For the copy, please give all of the data again exactly and leave the pictures out.
^^^^^^^^^^^^^^^^
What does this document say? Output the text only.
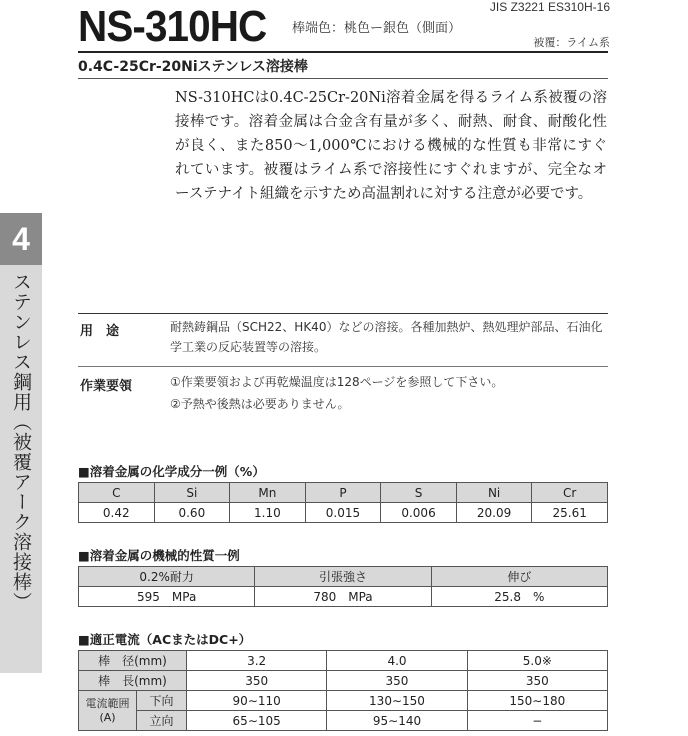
NS-310HC 棒端色：桃色ー銀色（側面）
JIS Z3221 ES310H-16
被覆：ライム系
0.4C-25Cr-20Niステンレス溶接棒
NS-310HCは0.4C-25Cr-20Ni溶着金属を得るライム系被覆の溶接棒です。溶着金属は合金含有量が多く、耐熱、耐食、耐酸化性が良く、また850～1,000℃における機械的な性質も非常にすぐれています。被覆はライム系で溶接性にすぐれますが、完全なオーステナイト組織を示すため高温割れに対する注意が必要です。
4
ステンレス鋼用（被覆アーク溶接棒）	用　途	耐熱鋳鋼品（SCH22、HK40）などの溶接。各種加熱炉、熱処理炉部品、石油化学工業の反応装置等の溶接。
作業要領	①作業要領および再乾燥温度は128ページを参照して下さい。
②予熱や後熱は必要ありません。
■溶着金属の化学成分一例（%）
C	Si	Mn	P	S	Ni	Cr
0.42	0.60	1.10	0.015	0.006	20.09	25.61
■溶着金属の機械的性質一例
0.2%耐力	引張強さ	伸び
595　MPa	780　MPa	25.8　%
■適正電流（ACまたはDC+）
棒　径(mm)		3.2	4.0	5.0※
棒　長(mm)		350	350	350
電流範囲(A)	下向	90∼110	130∼150	150∼180
	立向	65∼105	95∼140	−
^^^^^^^^^^^^^^^^
**TASK OUTPUT:**
What does this document say? Output the text only.
NS-310HC 棒端色：桃色ー銀色（側面）
JIS Z3221 ES310H-16
被覆：ライム系
0.4C-25Cr-20Niステンレス溶接棒
NS-310HCは0.4C-25Cr-20Ni溶着金属を得るライム系被覆の溶接棒です。溶着金属は合金含有量が多く、耐熱、耐食、耐酸化性が良く、また850～1,000℃における機械的な性質も非常にすぐれています。被覆はライム系で溶接性にすぐれますが、完全なオーステナイト組織を示すため高温割れに対する注意が必要です。
4
ステンレス鋼用（被覆アーク溶接棒）	用　途	耐熱鋳鋼品（SCH22、HK40）などの溶接。各種加熱炉、熱処理炉部品、石油化学工業の反応装置等の溶接。
作業要領	①作業要領および再乾燥温度は128ページを参照して下さい。
②予熱や後熱は必要ありません。
■溶着金属の化学成分一例（%）
C	Si	Mn	P	S	Ni	Cr
0.42	0.60	1.10	0.015	0.006	20.09	25.61
■溶着金属の機械的性質一例
0.2%耐力	引張強さ	伸び
595　MPa	780　MPa	25.8　%
■適正電流（ACまたはDC+）
棒　径(mm)		3.2	4.0	5.0※
棒　長(mm)		350	350	350
電流範囲(A)	下向	90∼110	130∼150	150∼180
	立向	65∼105	95∼140	−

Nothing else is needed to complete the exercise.